WORK TO DO: Return the count of lines that mention "использования", with no other words.

** Start **

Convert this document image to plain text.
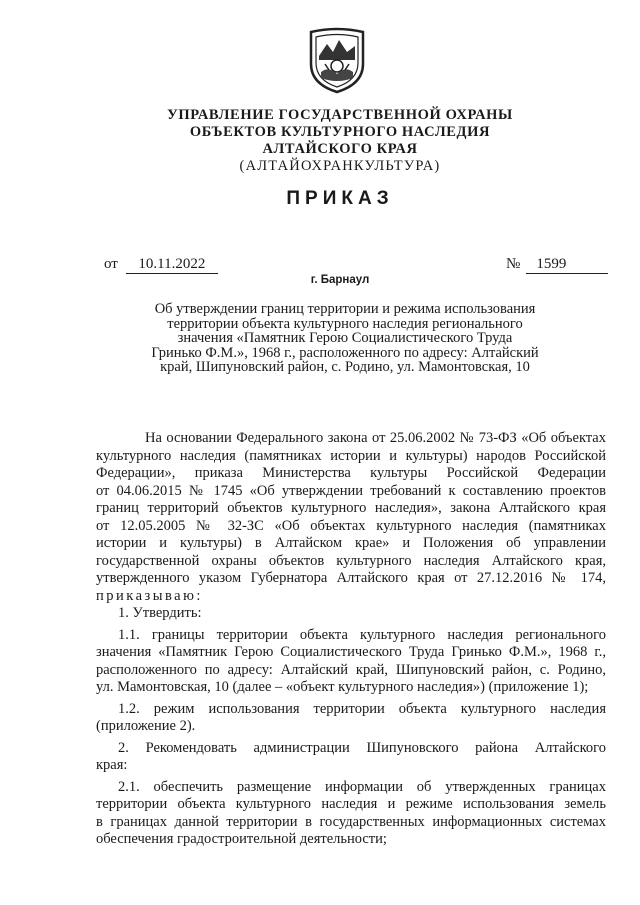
УПРАВЛЕНИЕ ГОСУДАРСТВЕННОЙ ОХРАНЫ
ОБЪЕКТОВ КУЛЬТУРНОГО НАСЛЕДИЯ
АЛТАЙСКОГО КРАЯ
(АЛТАЙОХРАНКУЛЬТУРА)
ПРИКАЗ
от 10.11.2022	№ 1599
г. Барнаул
Об утверждении границ территории и режима использования
территории объекта культурного наследия регионального
значения «Памятник Герою Социалистического Труда
Гринько Ф.М.», 1968 г., расположенного по адресу: Алтайский
край, Шипуновский район, с. Родино, ул. Мамонтовская, 10
На основании Федерального закона от 25.06.2002 № 73-ФЗ «Об объектах
культурного наследия (памятниках истории и культуры) народов Российской
Федерации», приказа Министерства культуры Российской Федерации
от 04.06.2015 № 1745 «Об утверждении требований к составлению проектов
границ территорий объектов культурного наследия», закона Алтайского края
от 12.05.2005 № 32-ЗС «Об объектах культурного наследия (памятниках
истории и культуры) в Алтайском крае» и Положения об управлении
государственной охраны объектов культурного наследия Алтайского края,
утвержденного указом Губернатора Алтайского края от 27.12.2016 № 174,
приказываю:
1. Утвердить:
1.1. границы территории объекта культурного наследия регионального
значения «Памятник Герою Социалистического Труда Гринько Ф.М.», 1968 г.,
расположенного по адресу: Алтайский край, Шипуновский район, с. Родино,
ул. Мамонтовская, 10 (далее – «объект культурного наследия») (приложение 1);
1.2. режим использования территории объекта культурного наследия
(приложение 2).
2. Рекомендовать администрации Шипуновского района Алтайского
края:
2.1. обеспечить размещение информации об утвержденных границах
территории объекта культурного наследия и режиме использования земель
в границах данной территории в государственных информационных системах
обеспечения градостроительной деятельности;
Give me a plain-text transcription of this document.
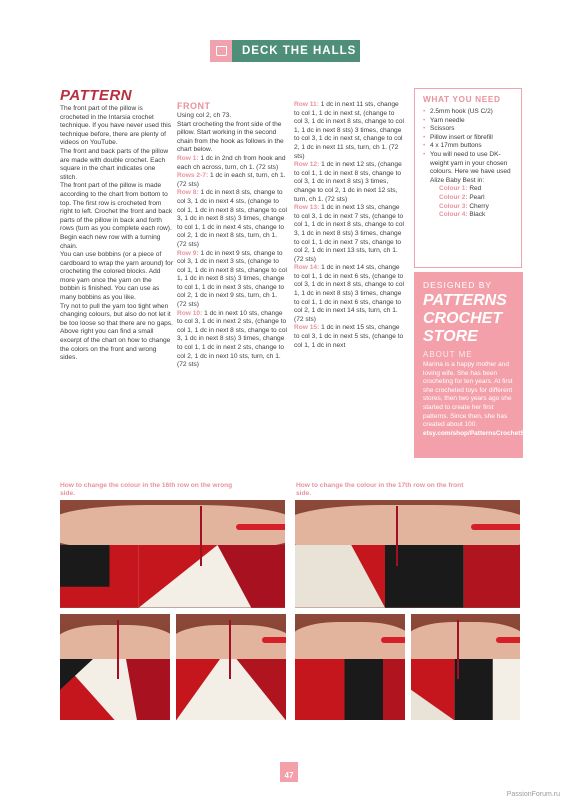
DECK THE HALLS
PATTERN

The front part of the pillow is crocheted in the Intarsia crochet technique. If you have never used this technique before, there are plenty of videos on YouTube.

The front and back parts of the pillow are made with double crochet. Each square in the chart indicates one stitch.

The front part of the pillow is made according to the chart from bottom to top. The first row is crocheted from right to left. Crochet the front and back parts of the pillow in back and forth rows (turn as you complete each row).

Begin each new row with a turning chain.

You can use bobbins (or a piece of cardboard to wrap the yarn around) for crocheting the colored blocks. Add more yarn once the yarn on the bobbin is finished. You can use as many bobbins as you like.

Try not to pull the yarn too tight when changing colours, but also do not let it be too loose so that there are no gaps.

Above right you can find a small excerpt of the chart on how to change the colors on the front and wrong sides.

FRONT

Using col 2, ch 73.

Start crocheting the front side of the pillow. Start working in the second chain from the hook as follows in the chart below.

Row 1: 1 dc in 2nd ch from hook and each ch across, turn, ch 1. (72 sts)

Rows 2-7: 1 dc in each st, turn, ch 1. (72 sts)

Row 8: 1 dc in next 8 sts, change to col 3, 1 dc in next 4 sts, (change to col 1, 1 dc in next 8 sts, change to col 3, 1 dc in next 8 sts) 3 times, change to col 1, 1 dc in next 4 sts, change to col 2, 1 dc in next 8 sts, turn, ch 1. (72 sts)

Row 9: 1 dc in next 9 sts, change to col 3, 1 dc in next 3 sts, (change to col 1, 1 dc in next 8 sts, change to col 1, 1 dc in next 8 sts) 3 times, change to col 1, 1 dc in next 3 sts, change to col 2, 1 dc in next 9 sts, turn, ch 1. (72 sts)

Row 10: 1 dc in next 10 sts, change to col 3, 1 dc in next 2 sts, (change to col 1, 1 dc in next 8 sts, change to col 3, 1 dc in next 8 sts) 3 times, change to col 1, 1 dc in next 2 sts, change to col 2, 1 dc in next 10 sts, turn, ch 1. (72 sts)

Row 11: 1 dc in next 11 sts, change to col 1, 1 dc in next st, (change to col 3, 1 dc in next 8 sts, change to col 1, 1 dc in next 8 sts) 3 times, change to col 3, 1 dc in next st, change to col 2, 1 dc in next 11 sts, turn, ch 1. (72 sts)

Row 12: 1 dc in next 12 sts, (change to col 1, 1 dc in next 8 sts, change to col 3, 1 dc in next 8 sts) 3 times, change to col 2, 1 dc in next 12 sts, turn, ch 1. (72 sts)

Row 13: 1 dc in next 13 sts, change to col 3, 1 dc in next 7 sts, (change to col 1, 1 dc in next 8 sts, change to col 3, 1 dc in next 8 sts) 3 times, change to col 1, 1 dc in next 7 sts, change to col 2, 1 dc in next 13 sts, turn, ch 1. (72 sts)

Row 14: 1 dc in next 14 sts, change to col 1, 1 dc in next 6 sts, (change to col 3, 1 dc in next 8 sts, change to col 1, 1 dc in next 8 sts) 3 times, change to col 1, 1 dc in next 6 sts, change to col 2, 1 dc in next 14 sts, turn, ch 1. (72 sts)

Row 15: 1 dc in next 15 sts, change to col 3, 1 dc in next 5 sts, (change to col 1, 1 dc in next

WHAT YOU NEED
• 2.5mm hook (US C/2)
• Yarn needle
• Scissors
• Pillow insert or fibrefill
• 4 x 17mm buttons
• You will need to use DK-weight yarn in your chosen colours. Here we have used Alize Baby Best in:
Colour 1: Red
Colour 2: Pearl
Colour 3: Cherry
Colour 4: Black
DESIGNED BY
PATTERNS CROCHET STORE
ABOUT ME
Marina is a happy mother and loving wife. She has been crocheting for ten years. At first she crocheted toys for different stores, then two years ago she started to create her first patterns. Since then, she has created about 100. etsy.com/shop/PatternsCrochetStore
How to change the colour in the 16th row on the wrong side.
How to change the colour in the 17th row on the front side.
47
PassionForum.ru
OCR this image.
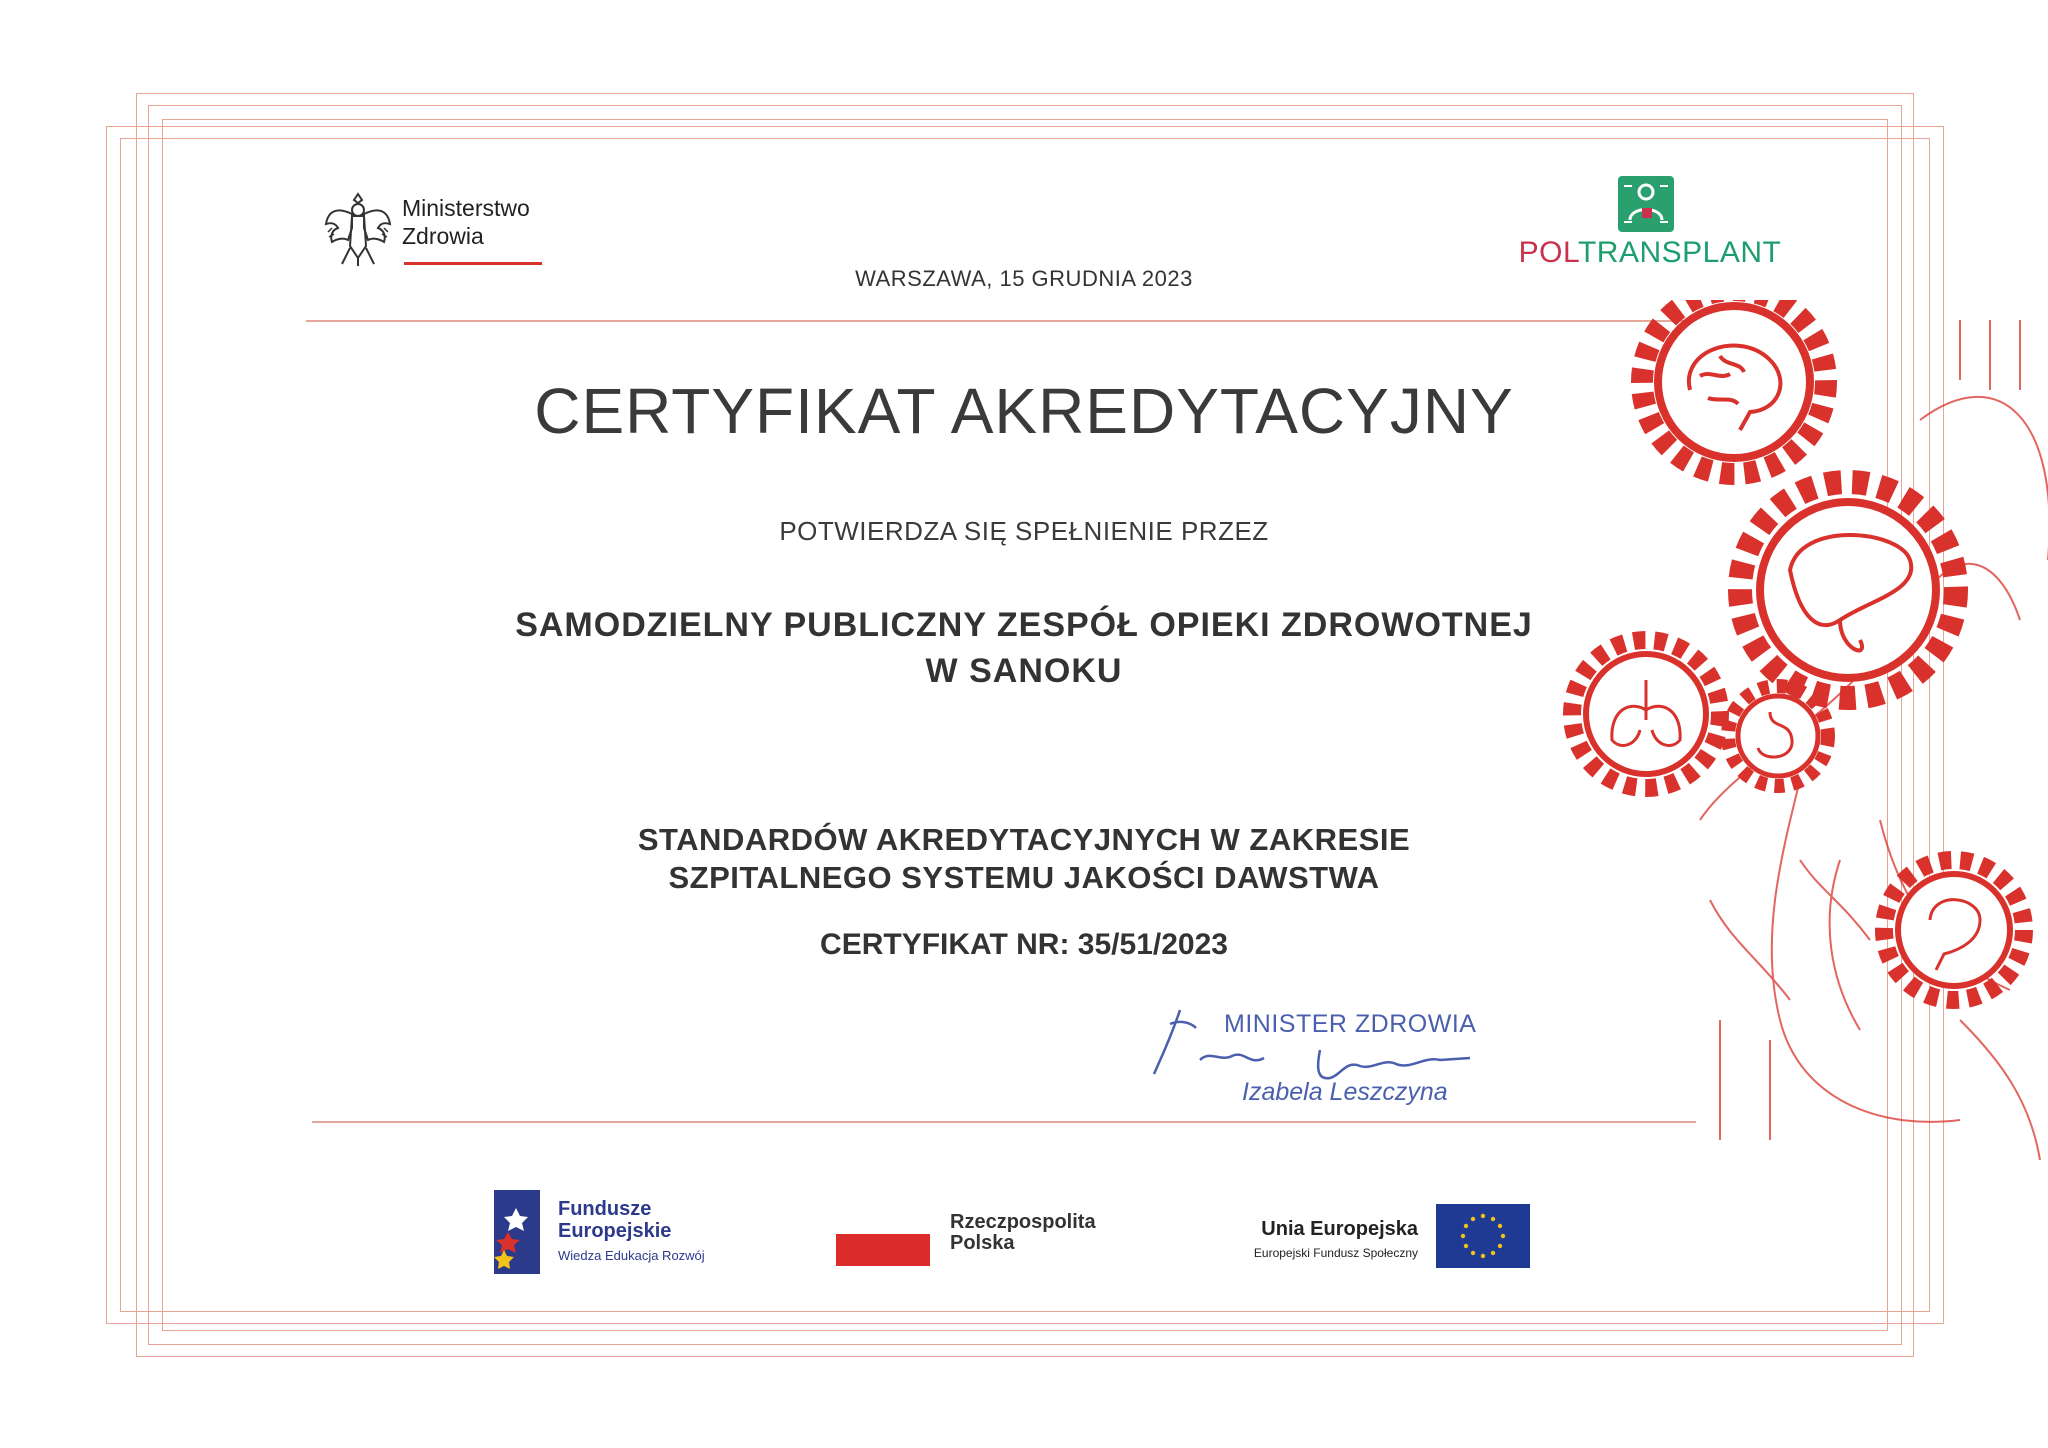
Ministerstwo
Zdrowia
WARSZAWA, 15 GRUDNIA 2023
POLTRANSPLANT
CERTYFIKAT AKREDYTACYJNY
POTWIERDZA SIĘ SPEŁNIENIE PRZEZ
SAMODZIELNY PUBLICZNY ZESPÓŁ OPIEKI ZDROWOTNEJ
W SANOKU
STANDARDÓW AKREDYTACYJNYCH W ZAKRESIE
SZPITALNEGO SYSTEMU JAKOŚCI DAWSTWA
CERTYFIKAT NR: 35/51/2023
MINISTER ZDROWIA
Izabela Leszczyna
Fundusze
Europejskie
Wiedza Edukacja Rozwój
Rzeczpospolita
Polska
Unia Europejska
Europejski Fundusz Społeczny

** End **

TASK OUTPUT: 3